Search the material for the word "implementation" and copy each line that holds it.

>> start EXERCISE INPUTS

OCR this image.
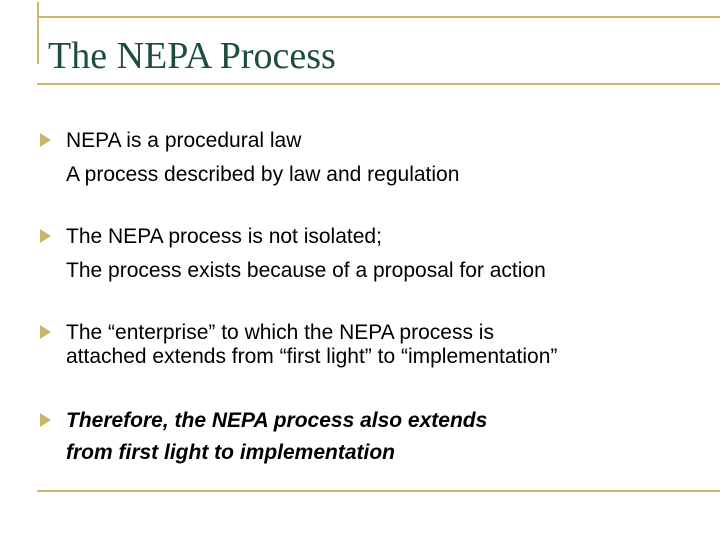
The NEPA Process
NEPA is a procedural law
A process described by law and regulation
The NEPA process is not isolated;
The process exists because of a proposal for action
The “enterprise” to which the NEPA process is
attached extends from “first light” to “implementation”
Therefore, the NEPA process also extends
from first light to implementation
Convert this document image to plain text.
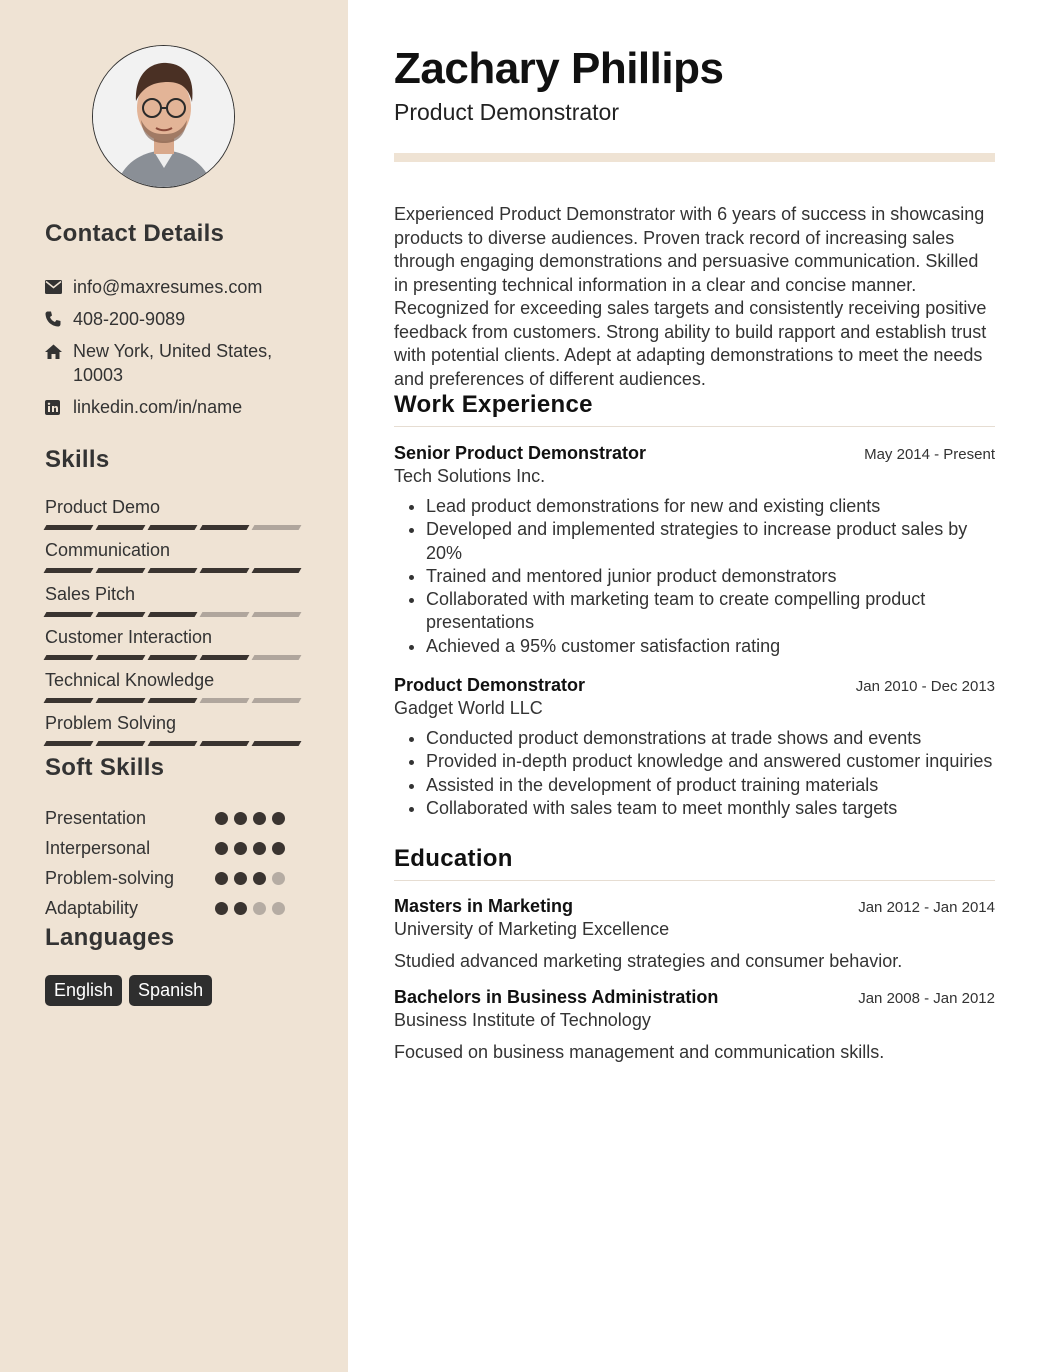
Contact Details
info@maxresumes.com
408-200-9089
New York, United States, 10003
linkedin.com/in/name
Skills
Product Demo
Communication
Sales Pitch
Customer Interaction
Technical Knowledge
Problem Solving
Soft Skills
Presentation
Interpersonal
Problem-solving
Adaptability
Languages
English	Spanish
Zachary Phillips
Product Demonstrator
Experienced Product Demonstrator with 6 years of success in showcasing products to diverse audiences. Proven track record of increasing sales through engaging demonstrations and persuasive communication. Skilled in presenting technical information in a clear and concise manner. Recognized for exceeding sales targets and consistently receiving positive feedback from customers. Strong ability to build rapport and establish trust with potential clients. Adept at adapting demonstrations to meet the needs and preferences of different audiences.
Work Experience
Senior Product Demonstrator	May 2014 - Present
Tech Solutions Inc.
• Lead product demonstrations for new and existing clients
• Developed and implemented strategies to increase product sales by 20%
• Trained and mentored junior product demonstrators
• Collaborated with marketing team to create compelling product presentations
• Achieved a 95% customer satisfaction rating
Product Demonstrator	Jan 2010 - Dec 2013
Gadget World LLC
• Conducted product demonstrations at trade shows and events
• Provided in-depth product knowledge and answered customer inquiries
• Assisted in the development of product training materials
• Collaborated with sales team to meet monthly sales targets
Education
Masters in Marketing	Jan 2012 - Jan 2014
University of Marketing Excellence
Studied advanced marketing strategies and consumer behavior.
Bachelors in Business Administration	Jan 2008 - Jan 2012
Business Institute of Technology
Focused on business management and communication skills.
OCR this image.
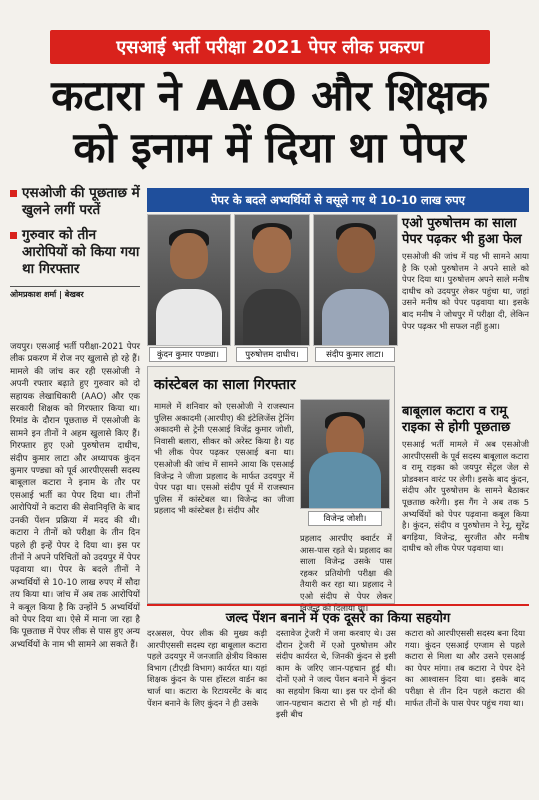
एसआई भर्ती परीक्षा 2021 पेपर लीक प्रकरण
कटारा ने AAO और शिक्षक
को इनाम में दिया था पेपर
एसओजी की पूछताछ में खुलने लगीं परतें
गुरुवार को तीन आरोपियों को किया गया था गिरफ्तार
ओमप्रकाश शर्मा | बेखबर
जयपुर। एसआई भर्ती परीक्षा-2021 पेपर लीक प्रकरण में रोज नए खुलासे हो रहे हैं। मामले की जांच कर रही एसओजी ने अपनी रफ्तार बढ़ाते हुए गुरुवार को दो सहायक लेखाधिकारी (AAO) और एक सरकारी शिक्षक को गिरफ्तार किया था। रिमांड के दौरान पूछताछ में एसओजी के सामने इन तीनों ने अहम खुलासे किए हैं। गिरफ्तार हुए एओ पुरुषोत्तम दाधीच, संदीप कुमार लाटा और अध्यापक कुंदन कुमार पण्ड्या को पूर्व आरपीएससी सदस्य बाबूलाल कटारा ने इनाम के तौर पर एसआई भर्ती का पेपर दिया था। तीनों आरोपियों ने कटारा की सेवानिवृत्ति के बाद उनकी पेंशन प्रक्रिया में मदद की थी। कटारा ने तीनों को परीक्षा के तीन दिन पहले ही इन्हें पेपर दे दिया था। इस पर तीनों ने अपने परिचितों को उदयपुर में पेपर पढ़वाया था। पेपर के बदले तीनों ने अभ्यर्थियों से 10-10 लाख रुपए में सौदा तय किया था। जांच में अब तक आरोपियों ने कबूल किया है कि उन्होंने 5 अभ्यर्थियों को पेपर दिया था। ऐसे में माना जा रहा है कि पूछताछ में पेपर लीक से पास हुए अन्य अभ्यर्थियों के नाम भी सामने आ सकते हैं।
पेपर के बदले अभ्यर्थियों से वसूले गए थे 10-10 लाख रुपए
कुंदन कुमार पण्ड्या।	पुरुषोत्तम दाधीच।	संदीप कुमार लाटा।
एओ पुरुषोत्तम का साला पेपर पढ़कर भी हुआ फेल
एसओजी की जांच में यह भी सामने आया है कि एओ पुरुषोत्तम ने अपने साले को पेपर दिया था। पुरुषोत्तम अपने साले मनीष दाधीच को उदयपुर लेकर पहुंचा था, जहां उसने मनीष को पेपर पढ़वाया था। इसके बाद मनीष ने जोधपुर में परीक्षा दी, लेकिन पेपर पढ़कर भी सफल नहीं हुआ।
बाबूलाल कटारा व रामू राइका से होगी पूछताछ
एसआई भर्ती मामले में अब एसओजी आरपीएससी के पूर्व सदस्य बाबूलाल कटारा व रामू राइका को जयपुर सेंट्रल जेल से प्रोडक्शन वारंट पर लेगी। इसके बाद कुंदन, संदीप और पुरुषोत्तम के सामने बैठाकर पूछताछ करेगी। इस गैंग ने अब तक 5 अभ्यर्थियों को पेपर पढ़वाना कबूल किया है। कुंदन, संदीप व पुरुषोत्तम ने रेनू, सुरेंद्र बगड़िया, विजेन्द्र, सुरजीत और मनीष दाधीच को लीक पेपर पढ़वाया था।
कांस्टेबल का साला गिरफ्तार
मामले में शनिवार को एसओजी ने राजस्थान पुलिस अकादमी (आरपीए) की इंटेलिजेंस ट्रेनिंग अकादमी से ट्रेनी एसआई विजेंद्र कुमार जोशी, निवासी बलारा, सीकर को अरेस्ट किया है। यह भी लीक पेपर पढ़कर एसआई बना था। एसओजी की जांच में सामने आया कि एसआई विजेन्द्र ने जीजा प्रहलाद के मार्फत उदयपुर में पेपर पढ़ा था। एसओ संदीप पूर्व में राजस्थान पुलिस में कांस्टेबल था। विजेन्द्र का जीजा प्रहलाद भी कांस्टेबल है। संदीप और
विजेन्द्र जोशी।
प्रहलाद आरपीए क्वार्टर में आस-पास रहते थे। प्रहलाद का साला विजेन्द्र उसके पास रहकर प्रतियोगी परीक्षा की तैयारी कर रहा था। प्रहलाद ने एओ संदीप से पेपर लेकर विजेन्द्र को दिलाया था।
जल्द पेंशन बनाने में एक दूसरे का किया सहयोग
दरअसल, पेपर लीक की मुख्य कड़ी आरपीएससी सदस्य रहा बाबूलाल कटारा पहले उदयपुर में जनजाति क्षेत्रीय विकास विभाग (टीएडी विभाग) कार्यरत था। यहां शिक्षक कुंदन के पास हॉस्टल वार्डन का चार्ज था। कटारा के रिटायरमेंट के बाद पेंशन बनाने के लिए कुंदन ने ही उसके
दस्तावेज ट्रेजरी में जमा करवाए थे। उस दौरान ट्रेजरी में एओ पुरुषोत्तम और संदीप कार्यरत थे, जिनकी कुंदन से इसी काम के जरिए जान-पहचान हुई थी। दोनों एओ ने जल्द पेंशन बनाने में कुंदन का सहयोग किया था। इस पर दोनों की जान-पहचान कटारा से भी हो गई थी। इसी बीच
कटारा को आरपीएससी सदस्य बना दिया गया। कुंदन एसआई एग्जाम से पहले कटारा से मिला था और उसने एसआई का पेपर मांगा। तब कटारा ने पेपर देने का आश्वासन दिया था। इसके बाद परीक्षा से तीन दिन पहले कटारा की मार्फत तीनों के पास पेपर पहुंच गया था।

>> end EXERCISE INPUTS

IN RESPONSE.
attached extends from “first light” to “implementation”
from first light to implementation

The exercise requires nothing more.